Every line of the material below should be repeated exactly.

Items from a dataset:
_____

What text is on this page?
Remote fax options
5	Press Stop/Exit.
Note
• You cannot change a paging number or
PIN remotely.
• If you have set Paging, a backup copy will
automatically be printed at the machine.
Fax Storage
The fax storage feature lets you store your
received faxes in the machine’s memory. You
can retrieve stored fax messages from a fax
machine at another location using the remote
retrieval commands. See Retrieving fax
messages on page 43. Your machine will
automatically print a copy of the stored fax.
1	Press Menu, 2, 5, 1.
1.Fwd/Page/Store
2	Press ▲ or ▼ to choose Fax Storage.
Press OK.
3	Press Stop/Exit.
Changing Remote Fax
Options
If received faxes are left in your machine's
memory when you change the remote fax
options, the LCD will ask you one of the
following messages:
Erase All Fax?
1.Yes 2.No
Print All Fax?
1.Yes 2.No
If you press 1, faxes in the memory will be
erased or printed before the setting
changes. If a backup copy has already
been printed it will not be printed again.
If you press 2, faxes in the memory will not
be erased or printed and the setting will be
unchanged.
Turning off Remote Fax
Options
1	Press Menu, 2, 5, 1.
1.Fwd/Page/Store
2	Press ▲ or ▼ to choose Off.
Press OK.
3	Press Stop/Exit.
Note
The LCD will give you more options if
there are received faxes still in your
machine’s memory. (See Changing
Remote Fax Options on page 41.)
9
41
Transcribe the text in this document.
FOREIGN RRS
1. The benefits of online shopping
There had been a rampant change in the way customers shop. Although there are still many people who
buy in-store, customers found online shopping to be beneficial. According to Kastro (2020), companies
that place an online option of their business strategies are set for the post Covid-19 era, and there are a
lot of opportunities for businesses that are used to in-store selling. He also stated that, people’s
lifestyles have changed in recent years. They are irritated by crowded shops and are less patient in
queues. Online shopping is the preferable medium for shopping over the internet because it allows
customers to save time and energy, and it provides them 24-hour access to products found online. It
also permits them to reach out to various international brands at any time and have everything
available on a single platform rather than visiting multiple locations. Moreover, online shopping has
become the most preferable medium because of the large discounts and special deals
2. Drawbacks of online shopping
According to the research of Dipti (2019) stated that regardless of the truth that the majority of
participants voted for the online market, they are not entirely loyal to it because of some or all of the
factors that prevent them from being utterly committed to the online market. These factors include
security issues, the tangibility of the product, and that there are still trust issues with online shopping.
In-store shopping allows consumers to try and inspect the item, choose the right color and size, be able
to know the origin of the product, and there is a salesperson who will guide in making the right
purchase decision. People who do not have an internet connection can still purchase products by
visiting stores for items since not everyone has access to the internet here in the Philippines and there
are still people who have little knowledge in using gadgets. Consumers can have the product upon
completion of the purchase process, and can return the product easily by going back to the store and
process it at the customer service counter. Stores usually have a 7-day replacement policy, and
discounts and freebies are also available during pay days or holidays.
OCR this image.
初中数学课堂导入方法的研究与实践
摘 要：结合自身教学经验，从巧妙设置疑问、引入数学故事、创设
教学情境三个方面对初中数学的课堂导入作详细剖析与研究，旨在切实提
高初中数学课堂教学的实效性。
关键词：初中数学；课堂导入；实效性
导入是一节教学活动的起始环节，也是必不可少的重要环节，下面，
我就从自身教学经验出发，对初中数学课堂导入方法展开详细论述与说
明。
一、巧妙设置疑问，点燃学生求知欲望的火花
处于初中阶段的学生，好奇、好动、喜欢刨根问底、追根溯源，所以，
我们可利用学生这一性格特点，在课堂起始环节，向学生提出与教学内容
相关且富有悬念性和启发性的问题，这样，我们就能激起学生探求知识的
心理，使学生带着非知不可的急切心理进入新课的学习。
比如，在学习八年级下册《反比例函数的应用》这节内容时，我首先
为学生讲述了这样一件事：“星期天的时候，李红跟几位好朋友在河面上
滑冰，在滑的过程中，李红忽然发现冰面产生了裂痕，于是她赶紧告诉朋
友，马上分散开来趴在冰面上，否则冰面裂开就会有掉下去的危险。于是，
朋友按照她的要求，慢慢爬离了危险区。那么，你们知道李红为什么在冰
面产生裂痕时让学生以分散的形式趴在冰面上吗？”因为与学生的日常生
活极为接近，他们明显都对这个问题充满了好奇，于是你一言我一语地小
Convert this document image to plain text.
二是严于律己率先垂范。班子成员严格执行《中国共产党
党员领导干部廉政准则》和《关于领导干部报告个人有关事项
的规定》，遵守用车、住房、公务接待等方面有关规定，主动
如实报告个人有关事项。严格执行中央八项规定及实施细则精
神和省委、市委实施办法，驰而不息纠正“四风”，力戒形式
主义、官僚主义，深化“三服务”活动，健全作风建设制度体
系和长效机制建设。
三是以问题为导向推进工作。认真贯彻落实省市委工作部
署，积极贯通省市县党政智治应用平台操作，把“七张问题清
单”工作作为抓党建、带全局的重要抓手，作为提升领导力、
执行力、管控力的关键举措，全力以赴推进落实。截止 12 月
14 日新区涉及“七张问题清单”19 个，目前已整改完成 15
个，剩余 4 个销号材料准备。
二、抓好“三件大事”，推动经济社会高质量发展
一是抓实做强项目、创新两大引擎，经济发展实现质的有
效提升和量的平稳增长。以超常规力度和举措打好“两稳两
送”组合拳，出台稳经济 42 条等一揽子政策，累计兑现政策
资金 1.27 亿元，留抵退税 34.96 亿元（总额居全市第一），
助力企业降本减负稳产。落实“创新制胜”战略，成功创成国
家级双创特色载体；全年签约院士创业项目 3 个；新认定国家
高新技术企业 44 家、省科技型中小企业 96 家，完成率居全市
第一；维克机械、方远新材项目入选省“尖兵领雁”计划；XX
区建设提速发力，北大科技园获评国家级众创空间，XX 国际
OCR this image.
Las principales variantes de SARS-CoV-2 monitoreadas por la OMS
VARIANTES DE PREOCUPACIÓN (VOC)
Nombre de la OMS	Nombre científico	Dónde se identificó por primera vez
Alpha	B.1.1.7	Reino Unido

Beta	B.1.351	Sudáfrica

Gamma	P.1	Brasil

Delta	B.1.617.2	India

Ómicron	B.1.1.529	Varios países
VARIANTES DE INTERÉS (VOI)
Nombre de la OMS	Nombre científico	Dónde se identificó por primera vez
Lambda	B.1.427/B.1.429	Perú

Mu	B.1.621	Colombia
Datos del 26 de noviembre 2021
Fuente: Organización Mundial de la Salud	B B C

_____

## [Worked solution]
What text is on this page?
Remote fax options
5	Press Stop/Exit.
Note
• You cannot change a paging number or
PIN remotely.
• If you have set Paging, a backup copy will
automatically be printed at the machine.
Fax Storage
The fax storage feature lets you store your
received faxes in the machine’s memory. You
can retrieve stored fax messages from a fax
machine at another location using the remote
retrieval commands. See Retrieving fax
messages on page 43. Your machine will
automatically print a copy of the stored fax.
1	Press Menu, 2, 5, 1.
1.Fwd/Page/Store
2	Press ▲ or ▼ to choose Fax Storage.
Press OK.
3	Press Stop/Exit.
Changing Remote Fax
Options
If received faxes are left in your machine's
memory when you change the remote fax
options, the LCD will ask you one of the
following messages:
Erase All Fax?
1.Yes 2.No
Print All Fax?
1.Yes 2.No
If you press 1, faxes in the memory will be
erased or printed before the setting
changes. If a backup copy has already
been printed it will not be printed again.
If you press 2, faxes in the memory will not
be erased or printed and the setting will be
unchanged.
Turning off Remote Fax
Options
1	Press Menu, 2, 5, 1.
1.Fwd/Page/Store
2	Press ▲ or ▼ to choose Off.
Press OK.
3	Press Stop/Exit.
Note
The LCD will give you more options if
there are received faxes still in your
machine’s memory. (See Changing
Remote Fax Options on page 41.)
9
41
Transcribe the text in this document.
FOREIGN RRS
1. The benefits of online shopping
There had been a rampant change in the way customers shop. Although there are still many people who
buy in-store, customers found online shopping to be beneficial. According to Kastro (2020), companies
that place an online option of their business strategies are set for the post Covid-19 era, and there are a
lot of opportunities for businesses that are used to in-store selling. He also stated that, people’s
lifestyles have changed in recent years. They are irritated by crowded shops and are less patient in
queues. Online shopping is the preferable medium for shopping over the internet because it allows
customers to save time and energy, and it provides them 24-hour access to products found online. It
also permits them to reach out to various international brands at any time and have everything
available on a single platform rather than visiting multiple locations. Moreover, online shopping has
become the most preferable medium because of the large discounts and special deals
2. Drawbacks of online shopping
According to the research of Dipti (2019) stated that regardless of the truth that the majority of
participants voted for the online market, they are not entirely loyal to it because of some or all of the
factors that prevent them from being utterly committed to the online market. These factors include
security issues, the tangibility of the product, and that there are still trust issues with online shopping.
In-store shopping allows consumers to try and inspect the item, choose the right color and size, be able
to know the origin of the product, and there is a salesperson who will guide in making the right
purchase decision. People who do not have an internet connection can still purchase products by
visiting stores for items since not everyone has access to the internet here in the Philippines and there
are still people who have little knowledge in using gadgets. Consumers can have the product upon
completion of the purchase process, and can return the product easily by going back to the store and
process it at the customer service counter. Stores usually have a 7-day replacement policy, and
discounts and freebies are also available during pay days or holidays.
OCR this image.
初中数学课堂导入方法的研究与实践
摘 要：结合自身教学经验，从巧妙设置疑问、引入数学故事、创设
教学情境三个方面对初中数学的课堂导入作详细剖析与研究，旨在切实提
高初中数学课堂教学的实效性。
关键词：初中数学；课堂导入；实效性
导入是一节教学活动的起始环节，也是必不可少的重要环节，下面，
我就从自身教学经验出发，对初中数学课堂导入方法展开详细论述与说
明。
一、巧妙设置疑问，点燃学生求知欲望的火花
处于初中阶段的学生，好奇、好动、喜欢刨根问底、追根溯源，所以，
我们可利用学生这一性格特点，在课堂起始环节，向学生提出与教学内容
相关且富有悬念性和启发性的问题，这样，我们就能激起学生探求知识的
心理，使学生带着非知不可的急切心理进入新课的学习。
比如，在学习八年级下册《反比例函数的应用》这节内容时，我首先
为学生讲述了这样一件事：“星期天的时候，李红跟几位好朋友在河面上
滑冰，在滑的过程中，李红忽然发现冰面产生了裂痕，于是她赶紧告诉朋
友，马上分散开来趴在冰面上，否则冰面裂开就会有掉下去的危险。于是，
朋友按照她的要求，慢慢爬离了危险区。那么，你们知道李红为什么在冰
面产生裂痕时让学生以分散的形式趴在冰面上吗？”因为与学生的日常生
活极为接近，他们明显都对这个问题充满了好奇，于是你一言我一语地小
Convert this document image to plain text.
二是严于律己率先垂范。班子成员严格执行《中国共产党
党员领导干部廉政准则》和《关于领导干部报告个人有关事项
的规定》，遵守用车、住房、公务接待等方面有关规定，主动
如实报告个人有关事项。严格执行中央八项规定及实施细则精
神和省委、市委实施办法，驰而不息纠正“四风”，力戒形式
主义、官僚主义，深化“三服务”活动，健全作风建设制度体
系和长效机制建设。
三是以问题为导向推进工作。认真贯彻落实省市委工作部
署，积极贯通省市县党政智治应用平台操作，把“七张问题清
单”工作作为抓党建、带全局的重要抓手，作为提升领导力、
执行力、管控力的关键举措，全力以赴推进落实。截止 12 月
14 日新区涉及“七张问题清单”19 个，目前已整改完成 15
个，剩余 4 个销号材料准备。
二、抓好“三件大事”，推动经济社会高质量发展
一是抓实做强项目、创新两大引擎，经济发展实现质的有
效提升和量的平稳增长。以超常规力度和举措打好“两稳两
送”组合拳，出台稳经济 42 条等一揽子政策，累计兑现政策
资金 1.27 亿元，留抵退税 34.96 亿元（总额居全市第一），
助力企业降本减负稳产。落实“创新制胜”战略，成功创成国
家级双创特色载体；全年签约院士创业项目 3 个；新认定国家
高新技术企业 44 家、省科技型中小企业 96 家，完成率居全市
第一；维克机械、方远新材项目入选省“尖兵领雁”计划；XX
区建设提速发力，北大科技园获评国家级众创空间，XX 国际
OCR this image.
Las principales variantes de SARS-CoV-2 monitoreadas por la OMS
VARIANTES DE PREOCUPACIÓN (VOC)
Nombre de la OMS	Nombre científico	Dónde se identificó por primera vez
Alpha	B.1.1.7	Reino Unido

Beta	B.1.351	Sudáfrica

Gamma	P.1	Brasil

Delta	B.1.617.2	India

Ómicron	B.1.1.529	Varios países
VARIANTES DE INTERÉS (VOI)
Nombre de la OMS	Nombre científico	Dónde se identificó por primera vez
Lambda	B.1.427/B.1.429	Perú

Mu	B.1.621	Colombia
Datos del 26 de noviembre 2021
Fuente: Organización Mundial de la Salud	B B C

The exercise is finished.